Gather up the lines that contain "přesvědčte".

★ ★ ★ ★ ★ ★ ★

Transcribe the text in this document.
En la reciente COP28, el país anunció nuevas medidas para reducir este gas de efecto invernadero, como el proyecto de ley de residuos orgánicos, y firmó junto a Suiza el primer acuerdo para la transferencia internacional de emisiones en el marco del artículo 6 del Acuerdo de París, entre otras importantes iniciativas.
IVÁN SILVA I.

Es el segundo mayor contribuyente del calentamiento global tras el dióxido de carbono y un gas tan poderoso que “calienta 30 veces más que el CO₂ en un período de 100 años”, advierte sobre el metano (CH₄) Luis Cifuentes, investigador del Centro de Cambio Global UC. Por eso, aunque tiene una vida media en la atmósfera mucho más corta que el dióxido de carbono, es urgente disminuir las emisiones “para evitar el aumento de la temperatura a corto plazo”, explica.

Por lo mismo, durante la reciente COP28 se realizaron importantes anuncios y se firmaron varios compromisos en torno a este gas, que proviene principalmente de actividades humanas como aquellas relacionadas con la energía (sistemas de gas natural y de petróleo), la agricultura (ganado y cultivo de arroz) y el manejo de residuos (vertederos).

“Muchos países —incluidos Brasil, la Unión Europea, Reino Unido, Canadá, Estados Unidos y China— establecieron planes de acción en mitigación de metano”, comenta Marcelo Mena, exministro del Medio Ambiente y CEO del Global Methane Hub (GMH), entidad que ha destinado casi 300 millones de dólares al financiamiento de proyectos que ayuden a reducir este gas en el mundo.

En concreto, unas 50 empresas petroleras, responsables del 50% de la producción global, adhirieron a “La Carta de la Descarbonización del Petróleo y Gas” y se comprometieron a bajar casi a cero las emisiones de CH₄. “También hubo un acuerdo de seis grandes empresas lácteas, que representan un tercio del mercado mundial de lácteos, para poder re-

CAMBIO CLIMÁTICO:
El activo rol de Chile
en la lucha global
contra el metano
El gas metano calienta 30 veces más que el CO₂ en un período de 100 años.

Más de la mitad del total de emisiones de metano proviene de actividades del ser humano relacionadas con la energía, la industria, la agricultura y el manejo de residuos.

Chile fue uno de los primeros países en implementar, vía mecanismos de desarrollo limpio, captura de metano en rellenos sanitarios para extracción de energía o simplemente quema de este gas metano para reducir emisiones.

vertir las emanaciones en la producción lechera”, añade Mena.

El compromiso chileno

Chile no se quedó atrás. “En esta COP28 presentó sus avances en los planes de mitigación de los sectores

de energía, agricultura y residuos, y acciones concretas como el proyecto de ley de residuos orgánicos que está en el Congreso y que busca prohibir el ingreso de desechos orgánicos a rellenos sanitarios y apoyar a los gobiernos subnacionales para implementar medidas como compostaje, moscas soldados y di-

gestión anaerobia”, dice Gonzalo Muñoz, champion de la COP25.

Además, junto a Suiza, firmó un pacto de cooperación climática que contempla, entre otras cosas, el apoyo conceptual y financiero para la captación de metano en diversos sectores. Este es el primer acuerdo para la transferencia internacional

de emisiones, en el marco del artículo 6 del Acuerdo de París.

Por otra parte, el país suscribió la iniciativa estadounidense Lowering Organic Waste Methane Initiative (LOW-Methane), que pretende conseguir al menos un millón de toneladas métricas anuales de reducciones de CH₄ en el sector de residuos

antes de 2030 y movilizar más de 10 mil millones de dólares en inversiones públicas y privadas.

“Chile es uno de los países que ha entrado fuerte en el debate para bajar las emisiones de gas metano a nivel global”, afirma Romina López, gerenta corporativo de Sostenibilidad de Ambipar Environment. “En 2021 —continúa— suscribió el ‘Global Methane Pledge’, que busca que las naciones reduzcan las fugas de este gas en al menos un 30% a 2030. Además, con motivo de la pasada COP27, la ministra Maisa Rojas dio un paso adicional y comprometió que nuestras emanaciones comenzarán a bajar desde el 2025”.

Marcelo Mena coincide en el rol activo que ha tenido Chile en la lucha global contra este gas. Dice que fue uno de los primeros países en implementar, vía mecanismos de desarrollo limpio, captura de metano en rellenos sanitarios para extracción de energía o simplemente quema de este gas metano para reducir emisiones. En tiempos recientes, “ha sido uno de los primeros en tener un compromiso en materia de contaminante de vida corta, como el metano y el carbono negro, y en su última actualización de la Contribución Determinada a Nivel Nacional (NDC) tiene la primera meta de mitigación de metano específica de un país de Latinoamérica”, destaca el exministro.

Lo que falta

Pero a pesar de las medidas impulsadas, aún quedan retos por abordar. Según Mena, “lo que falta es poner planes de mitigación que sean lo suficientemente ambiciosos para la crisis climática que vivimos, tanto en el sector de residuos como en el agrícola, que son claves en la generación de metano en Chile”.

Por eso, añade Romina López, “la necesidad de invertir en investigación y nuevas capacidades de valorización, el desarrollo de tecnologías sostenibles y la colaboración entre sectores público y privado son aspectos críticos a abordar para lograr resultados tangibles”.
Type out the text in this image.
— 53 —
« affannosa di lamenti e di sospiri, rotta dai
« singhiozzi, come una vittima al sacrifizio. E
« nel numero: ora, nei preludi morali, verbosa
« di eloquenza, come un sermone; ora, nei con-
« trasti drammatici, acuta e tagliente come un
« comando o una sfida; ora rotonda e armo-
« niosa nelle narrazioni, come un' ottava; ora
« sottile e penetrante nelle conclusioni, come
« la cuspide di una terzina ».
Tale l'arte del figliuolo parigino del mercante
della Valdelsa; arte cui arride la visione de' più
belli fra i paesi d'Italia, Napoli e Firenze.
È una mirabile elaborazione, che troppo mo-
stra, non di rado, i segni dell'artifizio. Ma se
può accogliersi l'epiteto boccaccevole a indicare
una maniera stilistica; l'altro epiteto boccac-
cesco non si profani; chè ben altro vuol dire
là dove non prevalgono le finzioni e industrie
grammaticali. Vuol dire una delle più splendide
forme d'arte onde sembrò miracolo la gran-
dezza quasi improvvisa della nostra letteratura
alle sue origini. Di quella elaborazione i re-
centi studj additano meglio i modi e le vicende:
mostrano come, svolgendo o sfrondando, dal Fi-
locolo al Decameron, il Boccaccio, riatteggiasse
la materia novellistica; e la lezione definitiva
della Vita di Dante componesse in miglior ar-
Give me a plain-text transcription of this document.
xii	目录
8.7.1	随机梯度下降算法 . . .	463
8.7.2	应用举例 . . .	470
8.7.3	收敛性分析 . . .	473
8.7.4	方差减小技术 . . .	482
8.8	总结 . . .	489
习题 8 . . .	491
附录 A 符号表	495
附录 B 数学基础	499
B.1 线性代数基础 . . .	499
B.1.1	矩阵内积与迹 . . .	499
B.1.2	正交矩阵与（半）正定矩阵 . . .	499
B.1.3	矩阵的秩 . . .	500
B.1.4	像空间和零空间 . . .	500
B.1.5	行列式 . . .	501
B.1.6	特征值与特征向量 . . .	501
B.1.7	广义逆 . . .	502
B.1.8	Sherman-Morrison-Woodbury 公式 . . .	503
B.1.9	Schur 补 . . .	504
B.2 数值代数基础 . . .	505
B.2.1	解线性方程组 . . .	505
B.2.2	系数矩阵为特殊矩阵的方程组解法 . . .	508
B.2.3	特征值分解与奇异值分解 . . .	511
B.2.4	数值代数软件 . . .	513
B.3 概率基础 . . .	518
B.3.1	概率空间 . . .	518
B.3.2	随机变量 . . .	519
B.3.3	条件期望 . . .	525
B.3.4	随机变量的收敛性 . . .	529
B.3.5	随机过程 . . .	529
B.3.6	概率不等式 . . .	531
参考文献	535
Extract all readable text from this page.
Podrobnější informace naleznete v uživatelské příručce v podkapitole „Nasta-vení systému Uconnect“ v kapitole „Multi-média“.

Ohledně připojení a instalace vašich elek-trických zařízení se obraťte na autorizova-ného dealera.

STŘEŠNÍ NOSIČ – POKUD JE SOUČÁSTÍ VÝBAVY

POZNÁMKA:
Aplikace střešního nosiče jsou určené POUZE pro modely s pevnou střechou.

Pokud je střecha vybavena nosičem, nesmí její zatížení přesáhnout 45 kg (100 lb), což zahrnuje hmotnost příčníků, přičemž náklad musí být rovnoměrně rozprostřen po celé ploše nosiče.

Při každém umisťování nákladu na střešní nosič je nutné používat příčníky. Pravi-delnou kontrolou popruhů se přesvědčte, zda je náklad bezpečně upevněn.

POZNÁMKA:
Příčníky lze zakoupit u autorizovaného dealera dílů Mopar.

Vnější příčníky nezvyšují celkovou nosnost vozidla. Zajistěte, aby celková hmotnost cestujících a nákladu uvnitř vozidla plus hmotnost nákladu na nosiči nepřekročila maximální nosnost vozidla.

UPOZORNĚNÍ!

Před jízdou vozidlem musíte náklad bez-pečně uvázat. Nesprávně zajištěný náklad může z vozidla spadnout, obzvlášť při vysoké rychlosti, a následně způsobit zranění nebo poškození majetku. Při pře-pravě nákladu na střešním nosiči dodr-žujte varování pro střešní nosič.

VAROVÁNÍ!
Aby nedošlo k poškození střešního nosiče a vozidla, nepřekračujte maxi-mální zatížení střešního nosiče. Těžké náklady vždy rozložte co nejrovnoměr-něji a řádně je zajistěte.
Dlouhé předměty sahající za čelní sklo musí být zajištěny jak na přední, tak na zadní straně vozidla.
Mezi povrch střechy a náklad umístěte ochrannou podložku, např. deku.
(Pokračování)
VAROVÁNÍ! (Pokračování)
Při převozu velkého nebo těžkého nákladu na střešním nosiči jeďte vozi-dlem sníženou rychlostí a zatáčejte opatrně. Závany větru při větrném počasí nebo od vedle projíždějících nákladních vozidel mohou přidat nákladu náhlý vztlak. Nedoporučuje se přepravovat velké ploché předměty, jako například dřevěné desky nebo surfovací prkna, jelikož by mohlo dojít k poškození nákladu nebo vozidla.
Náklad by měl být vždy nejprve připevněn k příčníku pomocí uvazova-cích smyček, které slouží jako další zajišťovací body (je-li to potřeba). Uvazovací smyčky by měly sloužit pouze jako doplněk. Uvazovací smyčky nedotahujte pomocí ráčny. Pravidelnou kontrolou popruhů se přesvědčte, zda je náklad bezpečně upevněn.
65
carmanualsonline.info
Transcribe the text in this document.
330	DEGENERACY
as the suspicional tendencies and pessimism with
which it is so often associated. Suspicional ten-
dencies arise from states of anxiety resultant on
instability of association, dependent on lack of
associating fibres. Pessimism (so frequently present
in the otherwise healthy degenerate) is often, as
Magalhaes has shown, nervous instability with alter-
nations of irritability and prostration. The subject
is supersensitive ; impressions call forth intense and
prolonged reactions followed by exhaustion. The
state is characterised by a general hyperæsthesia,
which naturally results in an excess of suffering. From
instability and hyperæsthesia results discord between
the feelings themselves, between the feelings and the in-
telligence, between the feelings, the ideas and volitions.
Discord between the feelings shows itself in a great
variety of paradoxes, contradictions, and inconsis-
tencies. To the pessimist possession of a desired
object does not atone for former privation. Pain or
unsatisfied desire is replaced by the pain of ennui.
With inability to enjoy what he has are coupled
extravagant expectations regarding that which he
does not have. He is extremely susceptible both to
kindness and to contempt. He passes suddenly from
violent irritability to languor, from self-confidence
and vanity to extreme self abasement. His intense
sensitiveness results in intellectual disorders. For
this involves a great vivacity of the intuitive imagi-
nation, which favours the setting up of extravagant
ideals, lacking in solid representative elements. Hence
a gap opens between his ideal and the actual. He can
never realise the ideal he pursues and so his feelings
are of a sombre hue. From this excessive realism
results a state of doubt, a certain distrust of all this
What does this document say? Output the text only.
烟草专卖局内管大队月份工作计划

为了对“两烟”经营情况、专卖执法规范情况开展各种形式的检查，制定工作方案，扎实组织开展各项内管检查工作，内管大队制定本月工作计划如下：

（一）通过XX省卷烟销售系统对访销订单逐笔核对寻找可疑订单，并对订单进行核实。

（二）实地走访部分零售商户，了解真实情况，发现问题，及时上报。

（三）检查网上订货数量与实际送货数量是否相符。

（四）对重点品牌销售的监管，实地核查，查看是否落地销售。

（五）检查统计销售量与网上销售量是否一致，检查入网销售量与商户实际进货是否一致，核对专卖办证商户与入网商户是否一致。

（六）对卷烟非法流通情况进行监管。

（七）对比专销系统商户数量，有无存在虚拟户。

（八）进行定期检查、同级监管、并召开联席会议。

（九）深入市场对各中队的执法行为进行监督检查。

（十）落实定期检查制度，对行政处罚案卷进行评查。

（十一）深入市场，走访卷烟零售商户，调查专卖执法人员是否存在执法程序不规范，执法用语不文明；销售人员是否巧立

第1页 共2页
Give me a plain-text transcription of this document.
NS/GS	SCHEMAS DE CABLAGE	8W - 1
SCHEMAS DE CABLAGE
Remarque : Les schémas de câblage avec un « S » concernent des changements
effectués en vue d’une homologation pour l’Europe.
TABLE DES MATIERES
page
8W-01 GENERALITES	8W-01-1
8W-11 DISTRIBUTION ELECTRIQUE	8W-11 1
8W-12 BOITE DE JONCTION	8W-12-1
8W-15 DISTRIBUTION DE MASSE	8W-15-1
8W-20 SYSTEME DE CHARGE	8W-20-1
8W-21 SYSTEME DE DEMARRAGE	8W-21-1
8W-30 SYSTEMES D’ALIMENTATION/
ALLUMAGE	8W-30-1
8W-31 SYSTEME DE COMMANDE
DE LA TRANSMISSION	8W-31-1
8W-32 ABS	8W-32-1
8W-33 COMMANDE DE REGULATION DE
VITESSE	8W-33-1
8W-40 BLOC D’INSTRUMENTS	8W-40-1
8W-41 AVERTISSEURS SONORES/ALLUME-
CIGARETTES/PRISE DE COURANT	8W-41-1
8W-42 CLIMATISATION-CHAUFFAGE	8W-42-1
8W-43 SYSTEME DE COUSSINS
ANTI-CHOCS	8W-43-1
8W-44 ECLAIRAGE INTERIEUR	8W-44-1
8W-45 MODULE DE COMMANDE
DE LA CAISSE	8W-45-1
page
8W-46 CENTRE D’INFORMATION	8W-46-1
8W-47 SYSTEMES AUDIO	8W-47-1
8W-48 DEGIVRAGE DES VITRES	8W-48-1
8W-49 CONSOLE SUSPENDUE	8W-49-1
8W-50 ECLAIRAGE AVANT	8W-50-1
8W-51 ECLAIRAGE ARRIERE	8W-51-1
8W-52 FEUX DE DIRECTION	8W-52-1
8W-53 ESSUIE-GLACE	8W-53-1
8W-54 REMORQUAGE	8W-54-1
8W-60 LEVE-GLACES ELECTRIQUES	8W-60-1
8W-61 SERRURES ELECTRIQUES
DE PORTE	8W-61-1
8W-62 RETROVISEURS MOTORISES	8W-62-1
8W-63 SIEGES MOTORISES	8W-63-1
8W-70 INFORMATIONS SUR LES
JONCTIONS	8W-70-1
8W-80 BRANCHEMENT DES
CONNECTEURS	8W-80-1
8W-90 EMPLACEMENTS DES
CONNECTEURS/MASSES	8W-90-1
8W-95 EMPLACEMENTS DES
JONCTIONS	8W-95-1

★ ★ ★ ★ ★ ★ ★

> _Problem solution_:
Při každém umisťování nákladu na střešní nosič je nutné používat příčníky. Pravi-delnou kontrolou popruhů se přesvědčte, zda je náklad bezpečně upevněn.
Náklad by měl být vždy nejprve připevněn k příčníku pomocí uvazova-cích smyček, které slouží jako další zajišťovací body (je-li to potřeba). Uvazovací smyčky by měly sloužit pouze jako doplněk. Uvazovací smyčky nedotahujte pomocí ráčny. Pravidelnou kontrolou popruhů se přesvědčte, zda je náklad bezpečně upevněn.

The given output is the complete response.